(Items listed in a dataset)
------

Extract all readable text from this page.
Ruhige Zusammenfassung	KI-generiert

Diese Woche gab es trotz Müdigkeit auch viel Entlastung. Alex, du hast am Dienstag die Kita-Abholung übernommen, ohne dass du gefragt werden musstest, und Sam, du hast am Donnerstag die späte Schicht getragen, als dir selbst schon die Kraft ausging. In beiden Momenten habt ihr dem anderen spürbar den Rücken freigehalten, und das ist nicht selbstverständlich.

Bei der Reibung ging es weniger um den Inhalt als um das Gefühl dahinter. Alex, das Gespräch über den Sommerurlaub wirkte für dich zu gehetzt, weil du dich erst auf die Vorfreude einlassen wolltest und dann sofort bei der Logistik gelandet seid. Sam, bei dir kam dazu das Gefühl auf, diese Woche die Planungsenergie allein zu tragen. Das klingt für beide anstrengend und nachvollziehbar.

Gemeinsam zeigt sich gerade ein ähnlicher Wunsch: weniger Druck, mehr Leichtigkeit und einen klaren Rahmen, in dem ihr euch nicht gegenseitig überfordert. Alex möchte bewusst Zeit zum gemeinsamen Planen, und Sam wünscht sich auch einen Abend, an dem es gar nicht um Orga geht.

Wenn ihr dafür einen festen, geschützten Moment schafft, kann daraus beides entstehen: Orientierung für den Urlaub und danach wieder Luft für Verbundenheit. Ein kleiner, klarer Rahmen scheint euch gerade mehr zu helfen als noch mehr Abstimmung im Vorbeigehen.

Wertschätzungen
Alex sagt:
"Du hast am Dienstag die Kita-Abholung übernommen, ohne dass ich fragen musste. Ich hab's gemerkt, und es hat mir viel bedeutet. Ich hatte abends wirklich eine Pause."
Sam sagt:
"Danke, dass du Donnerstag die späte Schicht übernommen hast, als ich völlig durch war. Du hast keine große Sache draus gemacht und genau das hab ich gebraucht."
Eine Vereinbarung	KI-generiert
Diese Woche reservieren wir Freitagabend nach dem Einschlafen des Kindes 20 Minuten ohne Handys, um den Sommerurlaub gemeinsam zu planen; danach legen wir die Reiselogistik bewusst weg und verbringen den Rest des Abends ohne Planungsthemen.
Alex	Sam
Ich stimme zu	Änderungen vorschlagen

------

WHAT TO DO =
Every entry above should be retyped exactly as shown.

SOLUTION FOR THIS TASK =
Extract all readable text from this page.
Ruhige Zusammenfassung	KI-generiert

Diese Woche gab es trotz Müdigkeit auch viel Entlastung. Alex, du hast am Dienstag die Kita-Abholung übernommen, ohne dass du gefragt werden musstest, und Sam, du hast am Donnerstag die späte Schicht getragen, als dir selbst schon die Kraft ausging. In beiden Momenten habt ihr dem anderen spürbar den Rücken freigehalten, und das ist nicht selbstverständlich.

Bei der Reibung ging es weniger um den Inhalt als um das Gefühl dahinter. Alex, das Gespräch über den Sommerurlaub wirkte für dich zu gehetzt, weil du dich erst auf die Vorfreude einlassen wolltest und dann sofort bei der Logistik gelandet seid. Sam, bei dir kam dazu das Gefühl auf, diese Woche die Planungsenergie allein zu tragen. Das klingt für beide anstrengend und nachvollziehbar.

Gemeinsam zeigt sich gerade ein ähnlicher Wunsch: weniger Druck, mehr Leichtigkeit und einen klaren Rahmen, in dem ihr euch nicht gegenseitig überfordert. Alex möchte bewusst Zeit zum gemeinsamen Planen, und Sam wünscht sich auch einen Abend, an dem es gar nicht um Orga geht.

Wenn ihr dafür einen festen, geschützten Moment schafft, kann daraus beides entstehen: Orientierung für den Urlaub und danach wieder Luft für Verbundenheit. Ein kleiner, klarer Rahmen scheint euch gerade mehr zu helfen als noch mehr Abstimmung im Vorbeigehen.

Wertschätzungen
Alex sagt:
"Du hast am Dienstag die Kita-Abholung übernommen, ohne dass ich fragen musste. Ich hab's gemerkt, und es hat mir viel bedeutet. Ich hatte abends wirklich eine Pause."
Sam sagt:
"Danke, dass du Donnerstag die späte Schicht übernommen hast, als ich völlig durch war. Du hast keine große Sache draus gemacht und genau das hab ich gebraucht."
Eine Vereinbarung	KI-generiert
Diese Woche reservieren wir Freitagabend nach dem Einschlafen des Kindes 20 Minuten ohne Handys, um den Sommerurlaub gemeinsam zu planen; danach legen wir die Reiselogistik bewusst weg und verbringen den Rest des Abends ohne Planungsthemen.
Alex	Sam
Ich stimme zu	Änderungen vorschlagen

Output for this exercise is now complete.